> **RAW RECORDS**:
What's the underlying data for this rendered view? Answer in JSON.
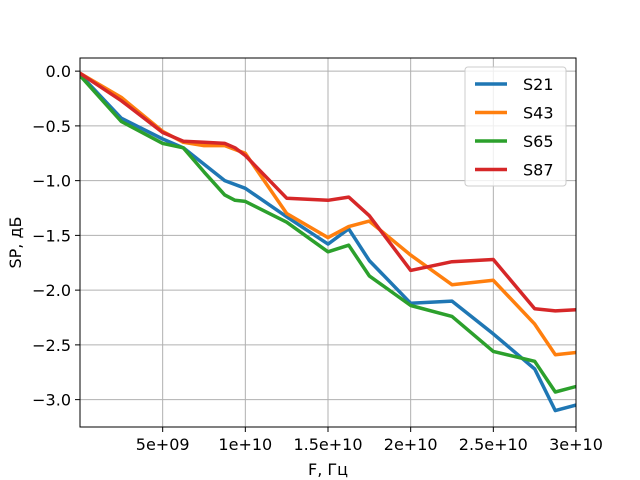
{
  "chart_data": {
    "type": "line",
    "xlabel": "F, Гц",
    "ylabel": "SP, дБ",
    "xlim": [
      0,
      30000000000
    ],
    "ylim": [
      -3.25,
      0.12
    ],
    "grid": true,
    "legend_position": "top-right",
    "x_ticks": [
      5000000000,
      10000000000,
      15000000000,
      20000000000,
      25000000000,
      30000000000
    ],
    "x_tick_labels": [
      "5e+09",
      "1e+10",
      "1.5e+10",
      "2e+10",
      "2.5e+10",
      "3e+10"
    ],
    "y_ticks": [
      0.0,
      -0.5,
      -1.0,
      -1.5,
      -2.0,
      -2.5,
      -3.0
    ],
    "y_tick_labels": [
      "0.0",
      "−0.5",
      "−1.0",
      "−1.5",
      "−2.0",
      "−2.5",
      "−3.0"
    ],
    "series": [
      {
        "name": "S21",
        "color": "#1f77b4",
        "x": [
          0,
          2500000000,
          5000000000,
          6250000000,
          8750000000,
          10000000000,
          12500000000,
          15000000000,
          16250000000,
          17500000000,
          20000000000,
          22500000000,
          25000000000,
          27500000000,
          28750000000,
          30000000000
        ],
        "y": [
          -0.03,
          -0.43,
          -0.62,
          -0.7,
          -1.0,
          -1.07,
          -1.33,
          -1.58,
          -1.44,
          -1.73,
          -2.12,
          -2.1,
          -2.4,
          -2.72,
          -3.1,
          -3.05
        ]
      },
      {
        "name": "S43",
        "color": "#ff7f0e",
        "x": [
          0,
          2500000000,
          5000000000,
          6250000000,
          7500000000,
          8750000000,
          10000000000,
          12500000000,
          15000000000,
          16250000000,
          17500000000,
          20000000000,
          22500000000,
          25000000000,
          27500000000,
          28750000000,
          30000000000
        ],
        "y": [
          -0.02,
          -0.24,
          -0.55,
          -0.65,
          -0.68,
          -0.68,
          -0.75,
          -1.3,
          -1.52,
          -1.42,
          -1.37,
          -1.68,
          -1.95,
          -1.91,
          -2.31,
          -2.59,
          -2.57
        ]
      },
      {
        "name": "S65",
        "color": "#2ca02c",
        "x": [
          0,
          2500000000,
          5000000000,
          6250000000,
          7500000000,
          8750000000,
          9375000000,
          10000000000,
          12500000000,
          15000000000,
          16250000000,
          17500000000,
          20000000000,
          22500000000,
          25000000000,
          27500000000,
          28750000000,
          30000000000
        ],
        "y": [
          -0.04,
          -0.46,
          -0.66,
          -0.7,
          -0.92,
          -1.13,
          -1.18,
          -1.19,
          -1.38,
          -1.65,
          -1.59,
          -1.87,
          -2.14,
          -2.24,
          -2.56,
          -2.65,
          -2.93,
          -2.88
        ]
      },
      {
        "name": "S87",
        "color": "#d62728",
        "x": [
          0,
          2500000000,
          5000000000,
          6250000000,
          7500000000,
          8750000000,
          9375000000,
          10000000000,
          12500000000,
          15000000000,
          16250000000,
          17500000000,
          20000000000,
          22500000000,
          25000000000,
          27500000000,
          28750000000,
          30000000000
        ],
        "y": [
          -0.02,
          -0.27,
          -0.56,
          -0.64,
          -0.65,
          -0.66,
          -0.7,
          -0.77,
          -1.16,
          -1.18,
          -1.15,
          -1.32,
          -1.82,
          -1.74,
          -1.72,
          -2.17,
          -2.19,
          -2.18
        ]
      }
    ]
  }
}
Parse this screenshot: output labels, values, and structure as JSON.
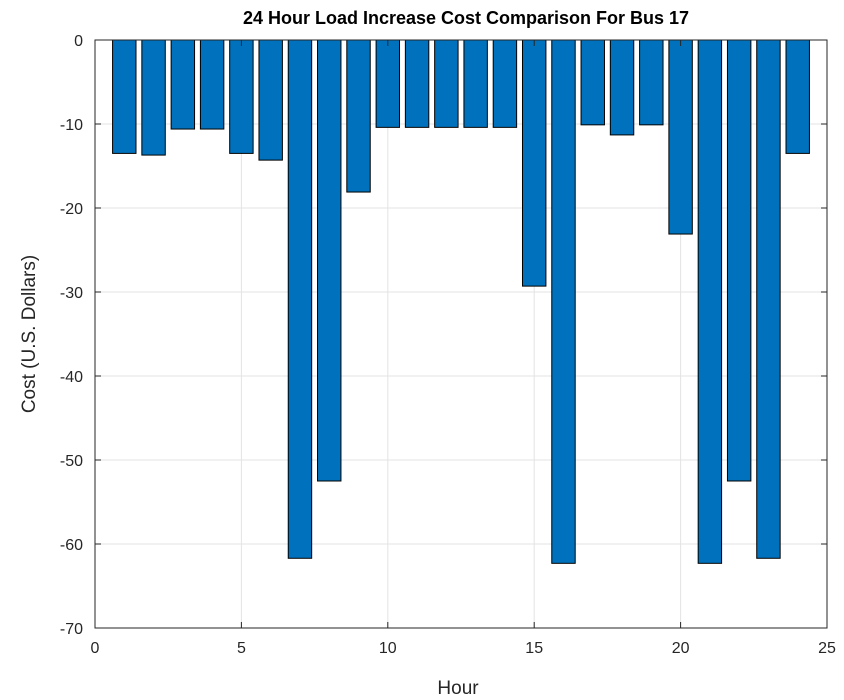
{
  "chart_data": {
    "type": "bar",
    "title": "24 Hour Load Increase Cost Comparison For Bus 17",
    "xlabel": "Hour",
    "ylabel": "Cost (U.S. Dollars)",
    "xlim": [
      0,
      25
    ],
    "ylim": [
      -70,
      0
    ],
    "xticks": [
      0,
      5,
      10,
      15,
      20,
      25
    ],
    "yticks": [
      0,
      -10,
      -20,
      -30,
      -40,
      -50,
      -60,
      -70
    ],
    "grid": true,
    "bar_color": "#0072BD",
    "x": [
      1,
      2,
      3,
      4,
      5,
      6,
      7,
      8,
      9,
      10,
      11,
      12,
      13,
      14,
      15,
      16,
      17,
      18,
      19,
      20,
      21,
      22,
      23,
      24
    ],
    "values": [
      -13.5,
      -13.7,
      -10.6,
      -10.6,
      -13.5,
      -14.3,
      -61.7,
      -52.5,
      -18.1,
      -10.4,
      -10.4,
      -10.4,
      -10.4,
      -10.4,
      -29.3,
      -62.3,
      -10.1,
      -11.3,
      -10.1,
      -23.1,
      -62.3,
      -52.5,
      -61.7,
      -13.5
    ]
  }
}
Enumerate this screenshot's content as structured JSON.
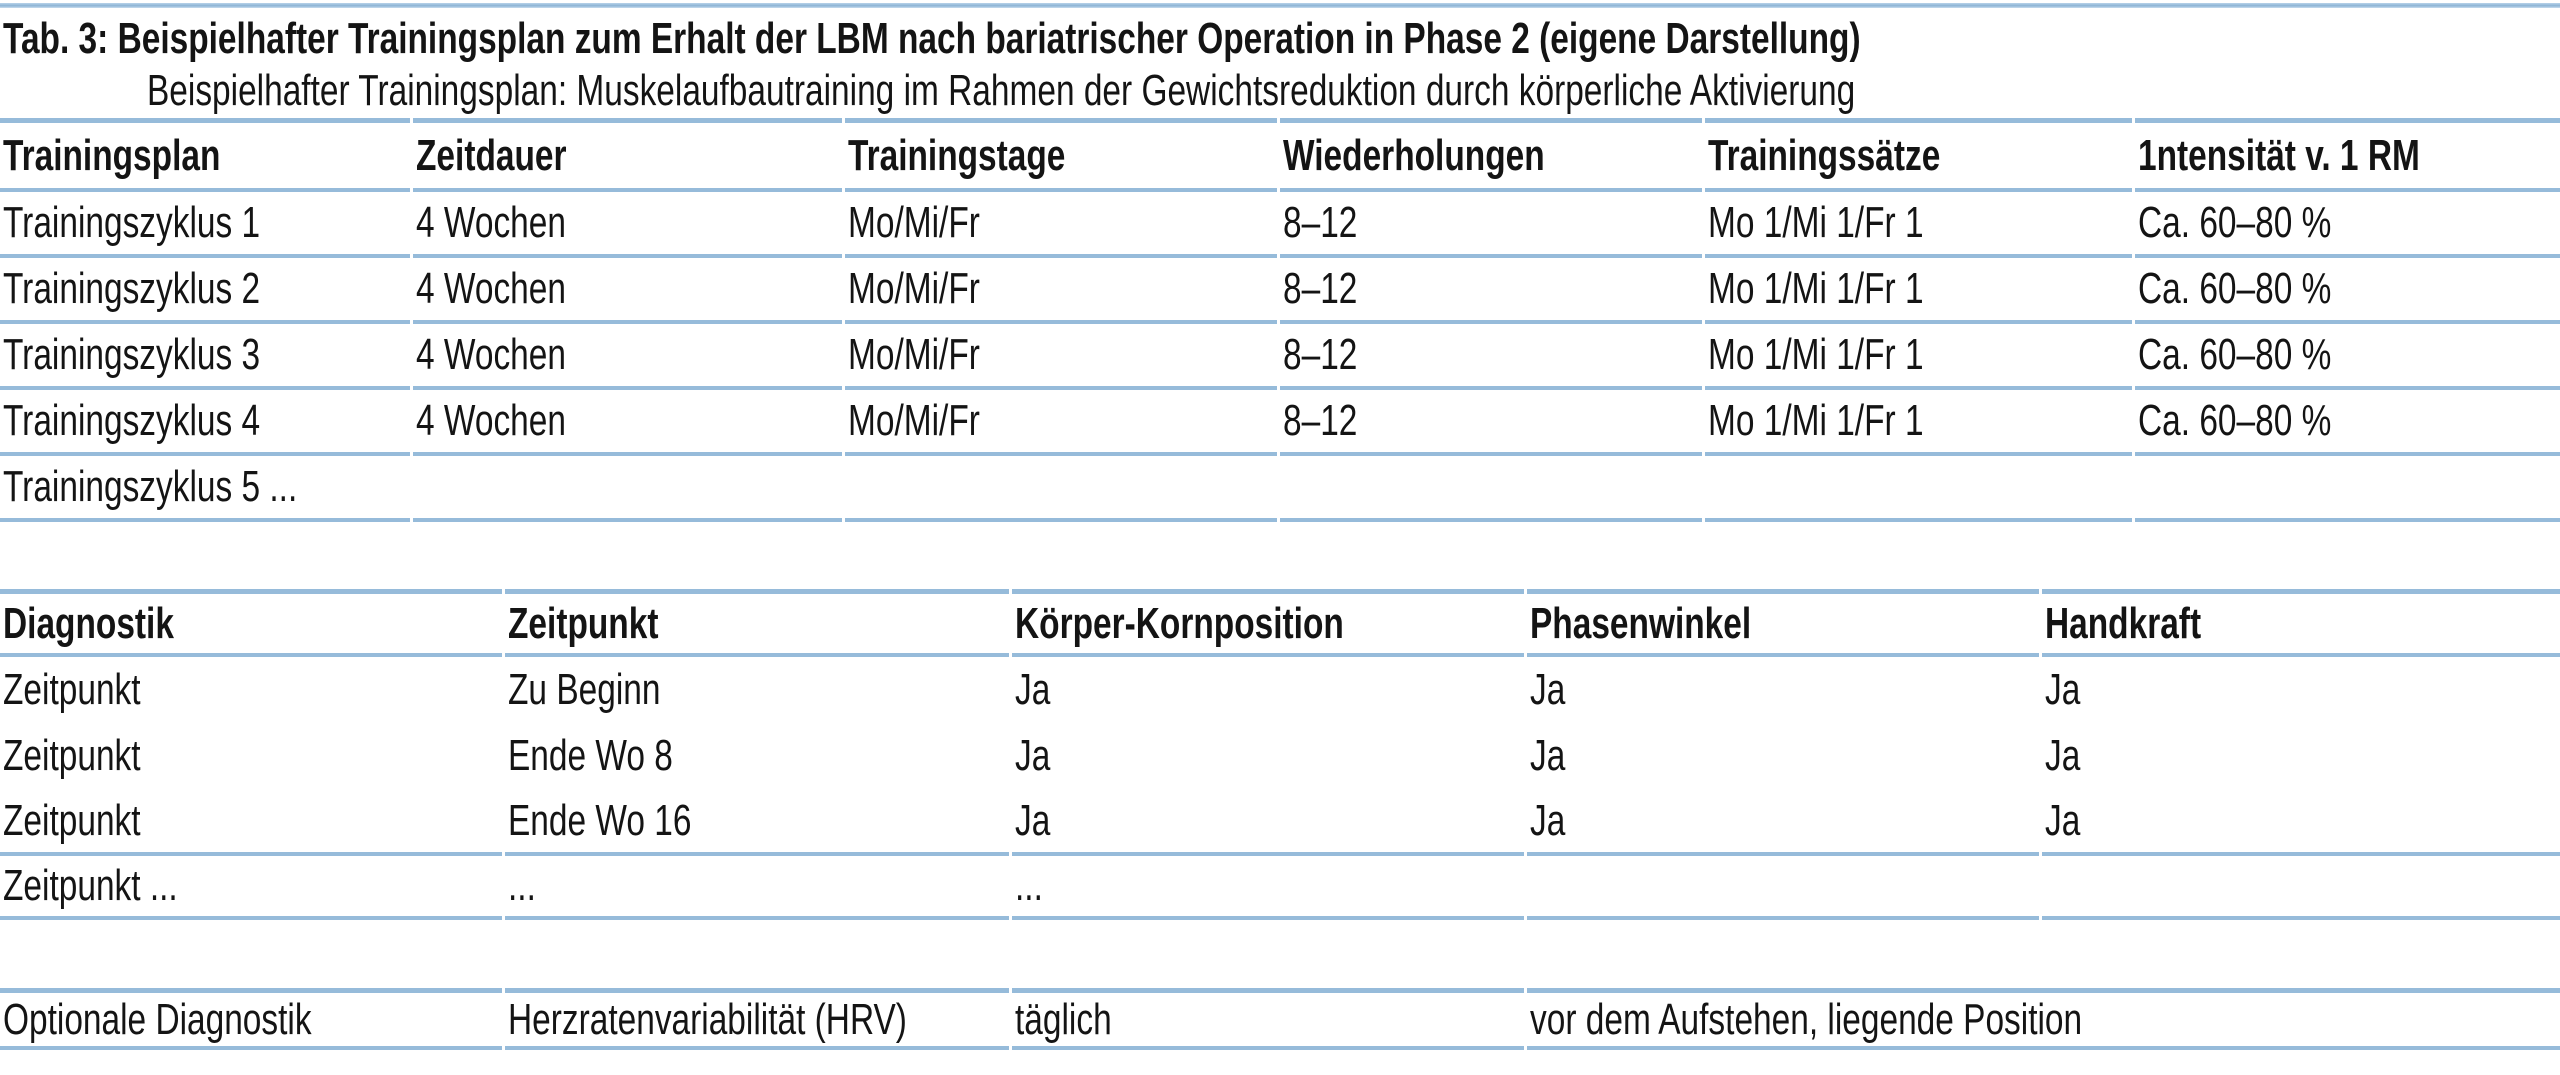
{
  "colors": {
    "rule": "#96bbda",
    "text": "#141414",
    "background": "#ffffff"
  },
  "caption": {
    "line1": "Tab. 3: Beispielhafter Trainingsplan zum Erhalt der LBM nach bariatrischer Operation in Phase 2 (eigene Darstellung)",
    "line2": "Beispielhafter Trainingsplan: Muskelaufbautraining im Rahmen der Gewichtsreduktion durch körperliche Aktivierung"
  },
  "training_table": {
    "columns": [
      "Trainingsplan",
      "Zeitdauer",
      "Trainingstage",
      "Wiederholungen",
      "Trainingssätze",
      "1ntensität v. 1 RM"
    ],
    "rows": [
      [
        "Trainingszyklus 1",
        "4 Wochen",
        "Mo/Mi/Fr",
        "8–12",
        "Mo 1/Mi 1/Fr 1",
        "Ca. 60–80 %"
      ],
      [
        "Trainingszyklus 2",
        "4 Wochen",
        "Mo/Mi/Fr",
        "8–12",
        "Mo 1/Mi 1/Fr 1",
        "Ca. 60–80 %"
      ],
      [
        "Trainingszyklus 3",
        "4 Wochen",
        "Mo/Mi/Fr",
        "8–12",
        "Mo 1/Mi 1/Fr 1",
        "Ca. 60–80 %"
      ],
      [
        "Trainingszyklus 4",
        "4 Wochen",
        "Mo/Mi/Fr",
        "8–12",
        "Mo 1/Mi 1/Fr 1",
        "Ca. 60–80 %"
      ],
      [
        "Trainingszyklus 5 ...",
        "",
        "",
        "",
        "",
        ""
      ]
    ]
  },
  "diagnostik_table": {
    "columns": [
      "Diagnostik",
      "Zeitpunkt",
      "Körper-Kornposition",
      "Phasenwinkel",
      "Handkraft"
    ],
    "rows": [
      [
        "Zeitpunkt",
        "Zu Beginn",
        "Ja",
        "Ja",
        "Ja"
      ],
      [
        "Zeitpunkt",
        "Ende Wo 8",
        "Ja",
        "Ja",
        "Ja"
      ],
      [
        "Zeitpunkt",
        "Ende Wo 16",
        "Ja",
        "Ja",
        "Ja"
      ],
      [
        "Zeitpunkt ...",
        "...",
        "...",
        "",
        ""
      ]
    ]
  },
  "optional_table": {
    "rows": [
      [
        "Optionale Diagnostik",
        "Herzratenvariabilität (HRV)",
        "täglich",
        "vor dem Aufstehen, liegende Position"
      ]
    ]
  }
}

> **TASK TO CARRY OUT**:
The answer is the number of lines in the preceding material that hold "Trainingszyklus"; write that number and nothing else.

> **ANSWER TO THE EXERCISE**:
5